(Supplied entries)
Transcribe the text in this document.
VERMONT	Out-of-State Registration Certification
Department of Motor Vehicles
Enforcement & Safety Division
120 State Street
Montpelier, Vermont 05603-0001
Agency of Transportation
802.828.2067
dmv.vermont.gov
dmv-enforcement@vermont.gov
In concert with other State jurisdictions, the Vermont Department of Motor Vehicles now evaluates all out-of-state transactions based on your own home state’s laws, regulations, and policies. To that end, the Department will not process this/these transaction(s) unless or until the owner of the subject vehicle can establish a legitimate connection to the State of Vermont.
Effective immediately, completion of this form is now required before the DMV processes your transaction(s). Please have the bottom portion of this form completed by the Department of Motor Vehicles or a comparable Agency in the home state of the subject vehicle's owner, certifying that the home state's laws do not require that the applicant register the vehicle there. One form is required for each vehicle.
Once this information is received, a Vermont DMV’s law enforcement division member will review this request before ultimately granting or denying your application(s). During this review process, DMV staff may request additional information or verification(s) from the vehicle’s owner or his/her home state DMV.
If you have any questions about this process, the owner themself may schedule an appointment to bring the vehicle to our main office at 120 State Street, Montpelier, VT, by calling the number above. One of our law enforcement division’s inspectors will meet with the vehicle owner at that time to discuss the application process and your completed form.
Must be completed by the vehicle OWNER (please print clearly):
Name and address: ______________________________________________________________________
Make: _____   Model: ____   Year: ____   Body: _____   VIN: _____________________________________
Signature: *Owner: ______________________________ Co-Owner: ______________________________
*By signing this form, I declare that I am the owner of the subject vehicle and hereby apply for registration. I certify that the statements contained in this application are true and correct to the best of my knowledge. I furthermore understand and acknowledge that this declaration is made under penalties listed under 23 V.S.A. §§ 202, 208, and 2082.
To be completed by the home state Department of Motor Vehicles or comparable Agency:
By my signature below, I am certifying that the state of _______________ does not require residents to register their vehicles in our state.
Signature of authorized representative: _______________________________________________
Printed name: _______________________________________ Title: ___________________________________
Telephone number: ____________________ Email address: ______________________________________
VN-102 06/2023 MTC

(Task prompt) All the entries above need to be reproduced exactly.

(The response)
Transcribe the text in this document.
VERMONT	Out-of-State Registration Certification
Department of Motor Vehicles
Enforcement & Safety Division
120 State Street
Montpelier, Vermont 05603-0001
Agency of Transportation
802.828.2067
dmv.vermont.gov
dmv-enforcement@vermont.gov
In concert with other State jurisdictions, the Vermont Department of Motor Vehicles now evaluates all out-of-state transactions based on your own home state’s laws, regulations, and policies. To that end, the Department will not process this/these transaction(s) unless or until the owner of the subject vehicle can establish a legitimate connection to the State of Vermont.
Effective immediately, completion of this form is now required before the DMV processes your transaction(s). Please have the bottom portion of this form completed by the Department of Motor Vehicles or a comparable Agency in the home state of the subject vehicle's owner, certifying that the home state's laws do not require that the applicant register the vehicle there. One form is required for each vehicle.
Once this information is received, a Vermont DMV’s law enforcement division member will review this request before ultimately granting or denying your application(s). During this review process, DMV staff may request additional information or verification(s) from the vehicle’s owner or his/her home state DMV.
If you have any questions about this process, the owner themself may schedule an appointment to bring the vehicle to our main office at 120 State Street, Montpelier, VT, by calling the number above. One of our law enforcement division’s inspectors will meet with the vehicle owner at that time to discuss the application process and your completed form.
Must be completed by the vehicle OWNER (please print clearly):
Name and address: ______________________________________________________________________
Make: _____   Model: ____   Year: ____   Body: _____   VIN: _____________________________________
Signature: *Owner: ______________________________ Co-Owner: ______________________________
*By signing this form, I declare that I am the owner of the subject vehicle and hereby apply for registration. I certify that the statements contained in this application are true and correct to the best of my knowledge. I furthermore understand and acknowledge that this declaration is made under penalties listed under 23 V.S.A. §§ 202, 208, and 2082.
To be completed by the home state Department of Motor Vehicles or comparable Agency:
By my signature below, I am certifying that the state of _______________ does not require residents to register their vehicles in our state.
Signature of authorized representative: _______________________________________________
Printed name: _______________________________________ Title: ___________________________________
Telephone number: ____________________ Email address: ______________________________________
VN-102 06/2023 MTC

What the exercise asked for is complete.